- _Input data_
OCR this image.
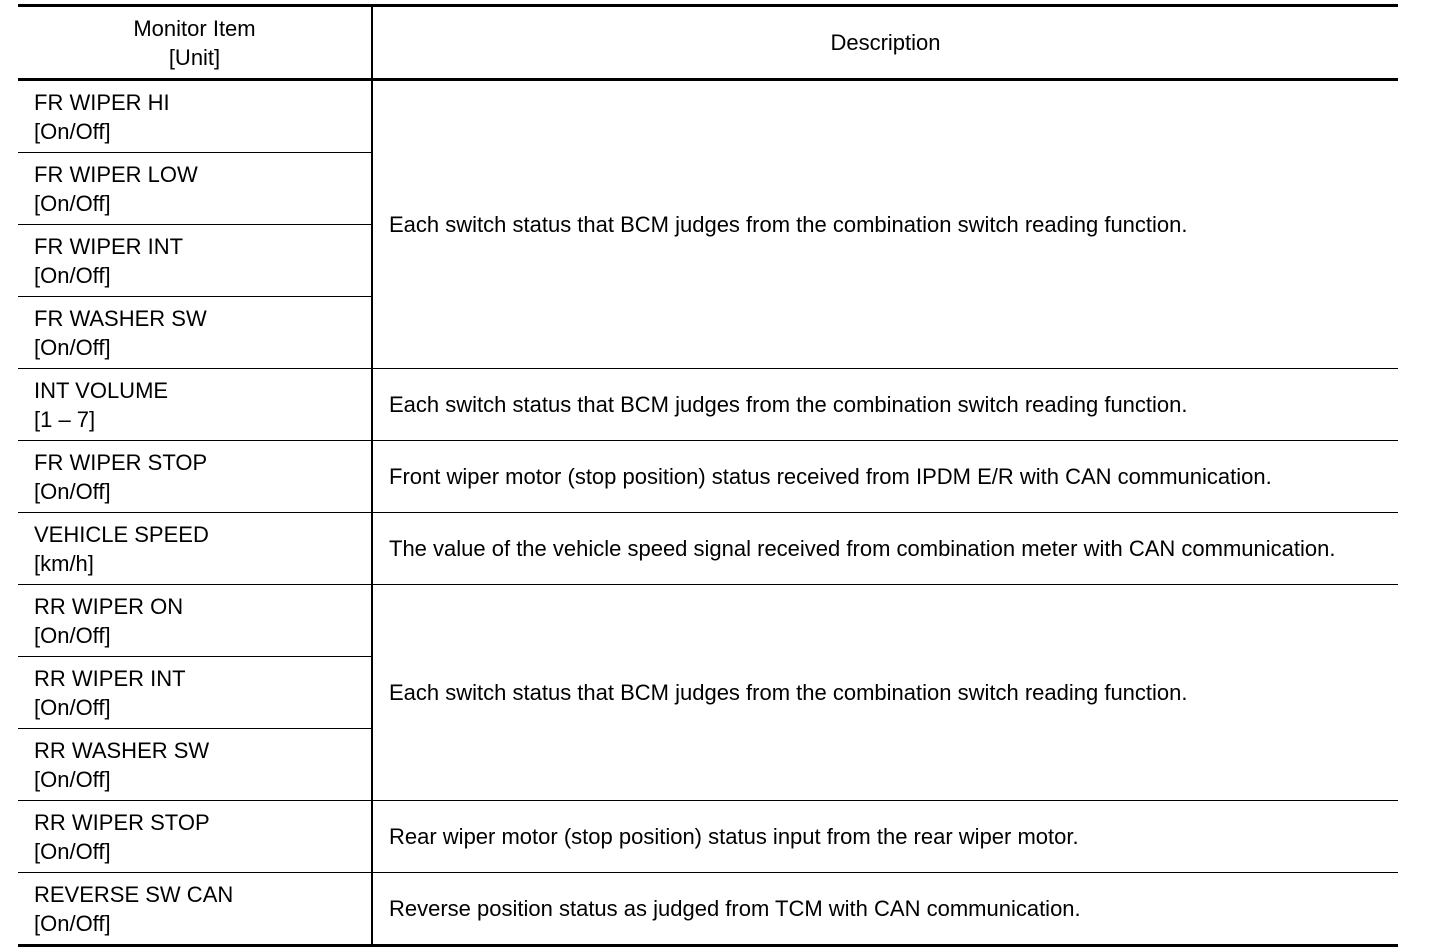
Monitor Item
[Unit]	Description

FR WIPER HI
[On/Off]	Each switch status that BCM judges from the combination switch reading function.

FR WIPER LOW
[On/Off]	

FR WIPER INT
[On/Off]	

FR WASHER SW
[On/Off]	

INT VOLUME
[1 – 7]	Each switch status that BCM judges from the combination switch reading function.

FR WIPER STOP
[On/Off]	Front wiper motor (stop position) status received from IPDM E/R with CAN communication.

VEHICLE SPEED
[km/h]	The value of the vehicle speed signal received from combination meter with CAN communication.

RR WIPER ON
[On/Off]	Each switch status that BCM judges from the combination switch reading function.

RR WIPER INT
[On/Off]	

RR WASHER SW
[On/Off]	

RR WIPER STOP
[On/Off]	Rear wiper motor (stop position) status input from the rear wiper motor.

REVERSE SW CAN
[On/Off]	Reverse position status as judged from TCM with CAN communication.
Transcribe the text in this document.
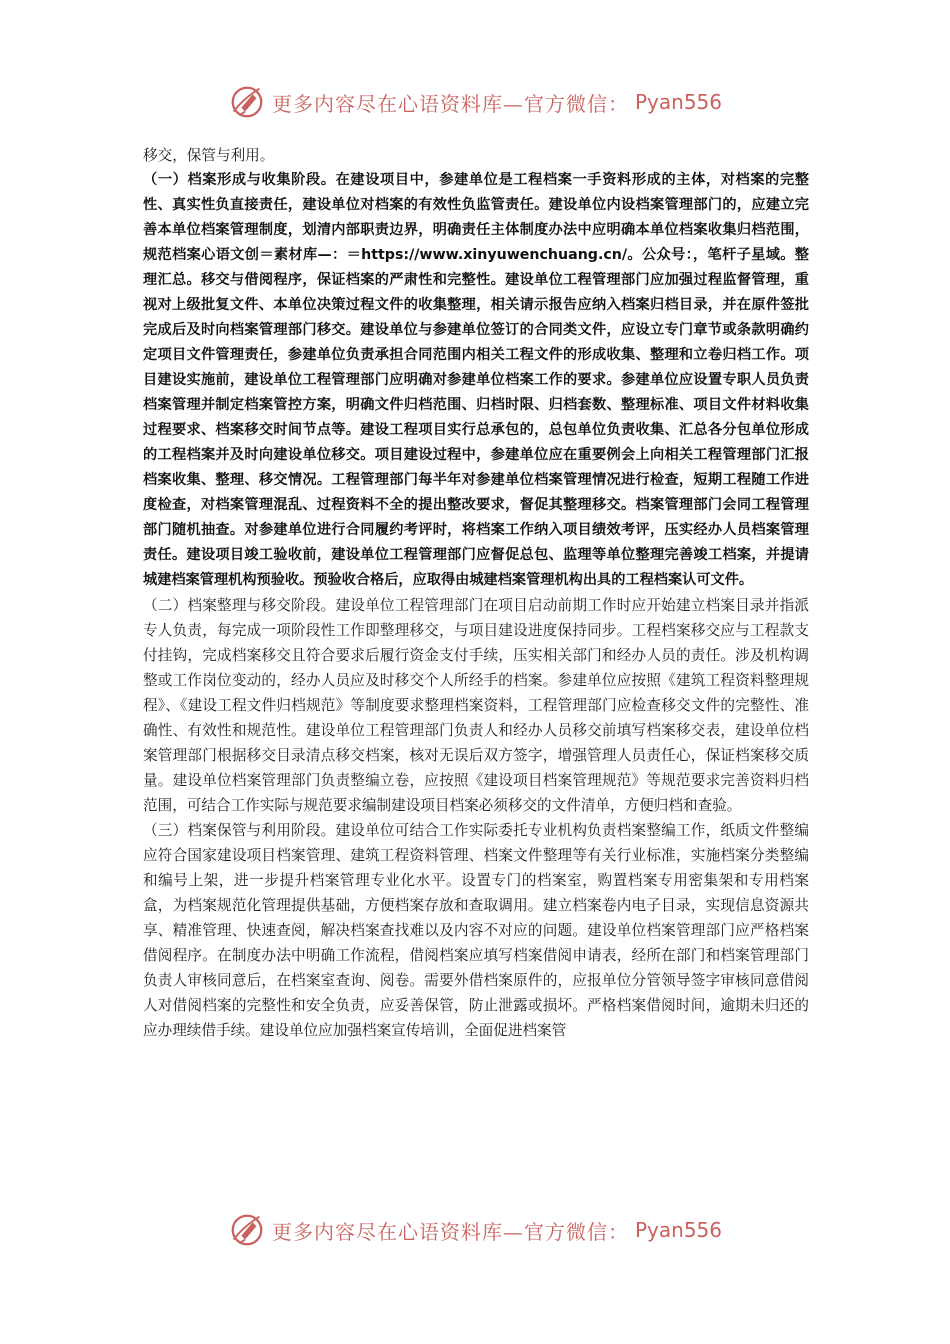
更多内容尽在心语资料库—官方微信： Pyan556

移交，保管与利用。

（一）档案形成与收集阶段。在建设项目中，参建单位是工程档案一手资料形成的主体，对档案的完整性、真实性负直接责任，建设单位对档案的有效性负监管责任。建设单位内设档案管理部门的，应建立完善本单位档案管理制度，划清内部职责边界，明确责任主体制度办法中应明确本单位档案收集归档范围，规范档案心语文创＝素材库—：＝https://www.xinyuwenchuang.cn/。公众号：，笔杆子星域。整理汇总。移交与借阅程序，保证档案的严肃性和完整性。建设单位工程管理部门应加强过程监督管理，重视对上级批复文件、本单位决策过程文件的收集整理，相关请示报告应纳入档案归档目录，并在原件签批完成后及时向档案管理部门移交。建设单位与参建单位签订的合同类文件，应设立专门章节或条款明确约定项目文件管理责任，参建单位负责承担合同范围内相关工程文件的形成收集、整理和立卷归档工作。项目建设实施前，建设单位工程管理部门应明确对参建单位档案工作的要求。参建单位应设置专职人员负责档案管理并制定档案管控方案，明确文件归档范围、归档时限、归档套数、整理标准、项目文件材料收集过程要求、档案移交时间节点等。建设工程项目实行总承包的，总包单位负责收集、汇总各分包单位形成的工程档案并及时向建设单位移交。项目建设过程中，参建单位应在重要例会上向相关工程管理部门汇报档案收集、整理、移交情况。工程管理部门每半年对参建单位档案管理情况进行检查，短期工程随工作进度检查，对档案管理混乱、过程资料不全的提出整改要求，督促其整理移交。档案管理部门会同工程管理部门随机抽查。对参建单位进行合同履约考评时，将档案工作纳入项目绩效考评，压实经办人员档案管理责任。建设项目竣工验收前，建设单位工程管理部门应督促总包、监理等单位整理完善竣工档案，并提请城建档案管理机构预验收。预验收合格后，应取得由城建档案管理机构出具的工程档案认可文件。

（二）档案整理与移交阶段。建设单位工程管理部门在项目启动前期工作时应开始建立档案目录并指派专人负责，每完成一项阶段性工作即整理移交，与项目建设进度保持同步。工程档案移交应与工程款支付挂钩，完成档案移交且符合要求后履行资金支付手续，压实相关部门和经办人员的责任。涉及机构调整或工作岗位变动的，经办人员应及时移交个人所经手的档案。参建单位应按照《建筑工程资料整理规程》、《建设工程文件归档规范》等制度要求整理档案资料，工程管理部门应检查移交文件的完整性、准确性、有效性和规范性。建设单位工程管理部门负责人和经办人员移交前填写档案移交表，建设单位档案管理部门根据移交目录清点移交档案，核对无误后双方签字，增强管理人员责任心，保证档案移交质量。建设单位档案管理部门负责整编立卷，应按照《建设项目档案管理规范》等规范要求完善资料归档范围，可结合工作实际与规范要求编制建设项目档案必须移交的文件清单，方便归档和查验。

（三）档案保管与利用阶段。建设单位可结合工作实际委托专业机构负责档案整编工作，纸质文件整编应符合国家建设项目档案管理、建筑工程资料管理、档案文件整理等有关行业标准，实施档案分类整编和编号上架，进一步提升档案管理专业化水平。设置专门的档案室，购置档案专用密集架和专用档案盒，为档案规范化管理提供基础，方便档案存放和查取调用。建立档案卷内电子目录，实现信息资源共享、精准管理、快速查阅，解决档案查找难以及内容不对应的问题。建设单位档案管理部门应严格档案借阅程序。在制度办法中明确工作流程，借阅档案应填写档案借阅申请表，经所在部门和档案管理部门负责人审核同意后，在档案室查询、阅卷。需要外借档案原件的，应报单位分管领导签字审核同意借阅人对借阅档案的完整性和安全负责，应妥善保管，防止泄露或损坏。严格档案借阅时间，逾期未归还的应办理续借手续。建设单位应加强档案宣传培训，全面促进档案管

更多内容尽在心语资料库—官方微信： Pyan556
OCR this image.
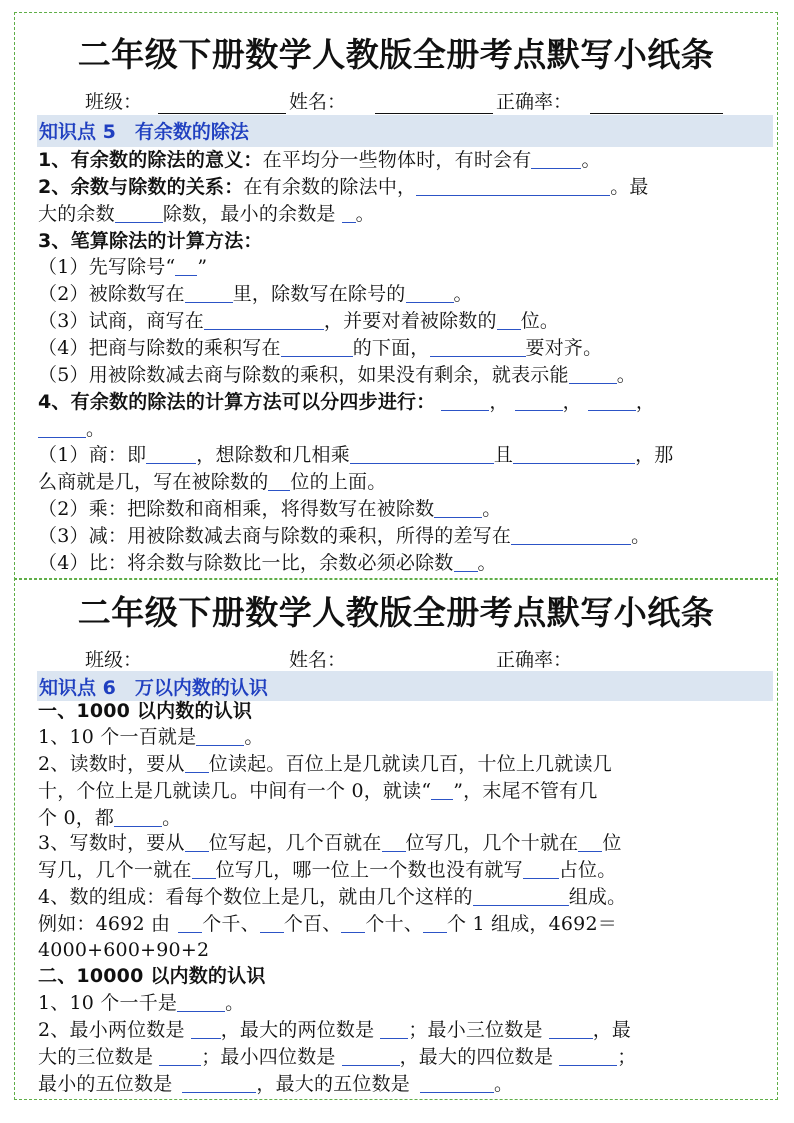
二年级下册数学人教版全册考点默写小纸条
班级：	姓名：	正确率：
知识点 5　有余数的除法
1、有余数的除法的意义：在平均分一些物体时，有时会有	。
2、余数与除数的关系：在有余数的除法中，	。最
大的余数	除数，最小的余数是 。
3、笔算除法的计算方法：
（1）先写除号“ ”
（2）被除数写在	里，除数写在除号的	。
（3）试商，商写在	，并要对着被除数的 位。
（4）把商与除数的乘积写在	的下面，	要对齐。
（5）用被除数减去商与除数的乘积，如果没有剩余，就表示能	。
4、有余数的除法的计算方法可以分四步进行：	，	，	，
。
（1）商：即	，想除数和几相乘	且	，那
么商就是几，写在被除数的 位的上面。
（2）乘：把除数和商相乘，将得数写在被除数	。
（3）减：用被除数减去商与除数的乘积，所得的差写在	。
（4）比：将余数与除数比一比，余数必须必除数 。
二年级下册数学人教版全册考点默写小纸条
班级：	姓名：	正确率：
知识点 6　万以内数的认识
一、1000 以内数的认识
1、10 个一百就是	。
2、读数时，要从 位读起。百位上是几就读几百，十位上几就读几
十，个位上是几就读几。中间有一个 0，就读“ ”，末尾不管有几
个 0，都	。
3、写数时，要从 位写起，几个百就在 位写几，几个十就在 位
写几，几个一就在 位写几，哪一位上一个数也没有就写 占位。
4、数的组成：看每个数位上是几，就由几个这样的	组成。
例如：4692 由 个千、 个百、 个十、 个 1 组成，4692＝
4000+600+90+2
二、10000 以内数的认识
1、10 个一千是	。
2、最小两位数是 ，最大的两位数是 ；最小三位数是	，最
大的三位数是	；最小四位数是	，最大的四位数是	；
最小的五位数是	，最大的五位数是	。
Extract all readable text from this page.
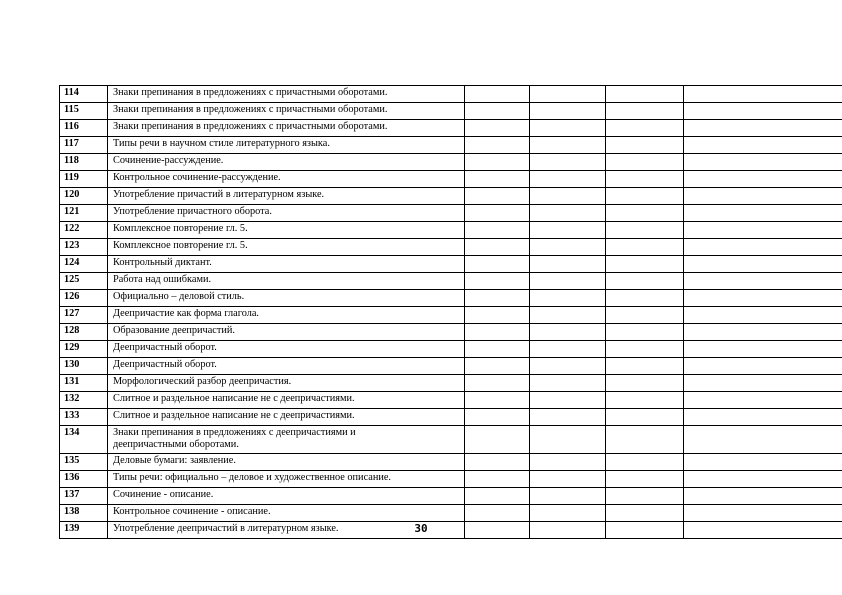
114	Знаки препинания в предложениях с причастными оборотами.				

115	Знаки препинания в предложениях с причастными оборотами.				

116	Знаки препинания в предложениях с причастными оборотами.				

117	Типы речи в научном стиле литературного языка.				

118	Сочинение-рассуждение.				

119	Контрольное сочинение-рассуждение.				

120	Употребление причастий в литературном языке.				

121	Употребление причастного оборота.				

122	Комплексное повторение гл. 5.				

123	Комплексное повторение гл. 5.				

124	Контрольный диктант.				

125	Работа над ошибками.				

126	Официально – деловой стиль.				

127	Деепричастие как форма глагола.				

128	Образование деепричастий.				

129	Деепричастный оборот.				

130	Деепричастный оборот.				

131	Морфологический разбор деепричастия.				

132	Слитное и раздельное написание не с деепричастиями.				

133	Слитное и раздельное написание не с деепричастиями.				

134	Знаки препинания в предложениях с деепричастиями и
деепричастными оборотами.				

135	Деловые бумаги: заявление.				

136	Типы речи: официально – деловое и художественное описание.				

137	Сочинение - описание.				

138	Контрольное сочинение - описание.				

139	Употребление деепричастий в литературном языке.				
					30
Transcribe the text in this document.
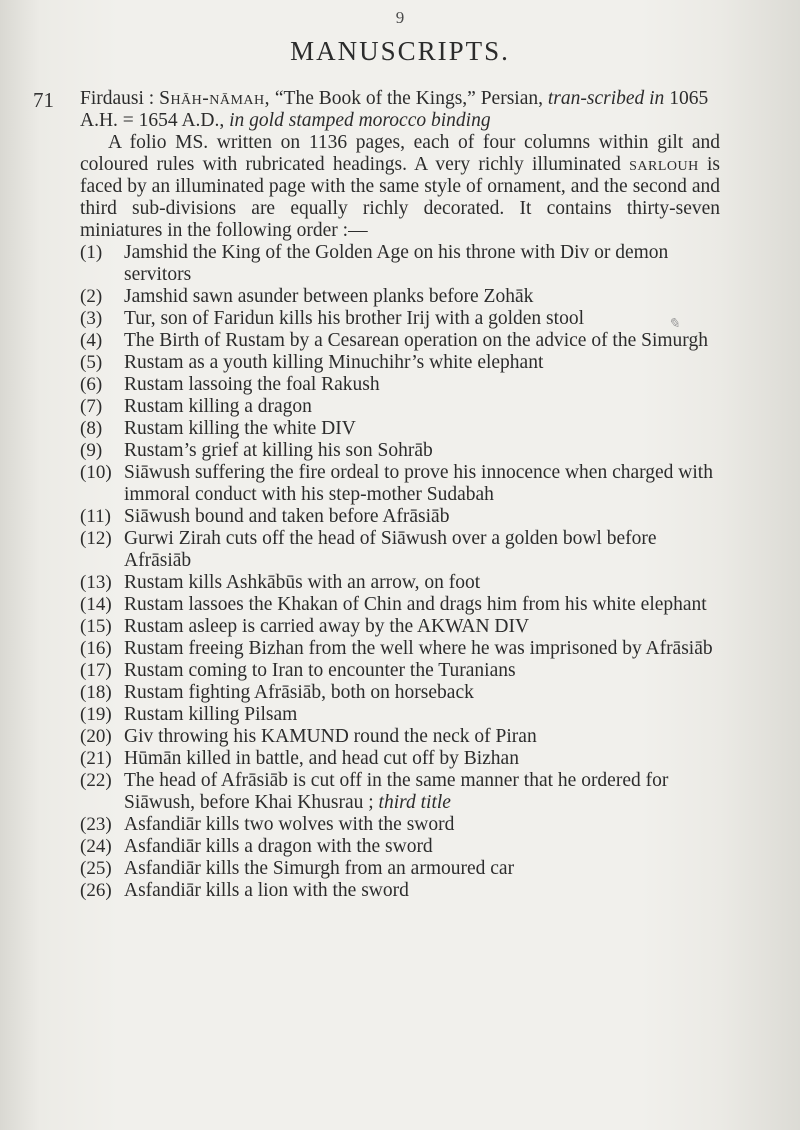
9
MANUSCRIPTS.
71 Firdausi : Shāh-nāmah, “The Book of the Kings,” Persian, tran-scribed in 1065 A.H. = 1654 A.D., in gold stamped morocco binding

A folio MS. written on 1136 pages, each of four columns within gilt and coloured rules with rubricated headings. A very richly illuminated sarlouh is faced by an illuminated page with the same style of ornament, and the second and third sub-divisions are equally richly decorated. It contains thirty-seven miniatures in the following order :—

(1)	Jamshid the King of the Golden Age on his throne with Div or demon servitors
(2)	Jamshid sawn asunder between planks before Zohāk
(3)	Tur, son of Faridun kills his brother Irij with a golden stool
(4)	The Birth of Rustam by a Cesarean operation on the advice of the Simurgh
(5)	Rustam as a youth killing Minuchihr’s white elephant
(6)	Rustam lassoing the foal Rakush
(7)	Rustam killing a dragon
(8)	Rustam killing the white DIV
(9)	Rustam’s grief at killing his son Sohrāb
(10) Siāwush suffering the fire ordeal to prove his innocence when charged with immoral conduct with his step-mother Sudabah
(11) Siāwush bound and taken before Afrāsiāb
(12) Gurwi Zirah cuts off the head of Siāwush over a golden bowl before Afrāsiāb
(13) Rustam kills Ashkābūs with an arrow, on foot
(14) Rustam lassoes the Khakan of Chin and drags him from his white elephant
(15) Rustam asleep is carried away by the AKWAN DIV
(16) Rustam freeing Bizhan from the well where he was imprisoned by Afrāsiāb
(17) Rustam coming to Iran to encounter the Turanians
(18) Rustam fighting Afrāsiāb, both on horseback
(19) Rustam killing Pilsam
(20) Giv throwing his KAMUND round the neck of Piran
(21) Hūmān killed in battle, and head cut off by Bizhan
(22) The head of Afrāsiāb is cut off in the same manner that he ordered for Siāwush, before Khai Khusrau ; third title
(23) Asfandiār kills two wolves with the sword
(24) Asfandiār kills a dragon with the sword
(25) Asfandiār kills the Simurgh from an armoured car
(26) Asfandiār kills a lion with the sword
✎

- _Given request_
Copy each line of the data above that holds "Контрольное".

- _Result for this task_
119	Контрольное сочинение-рассуждение.				
138	Контрольное сочинение - описание.				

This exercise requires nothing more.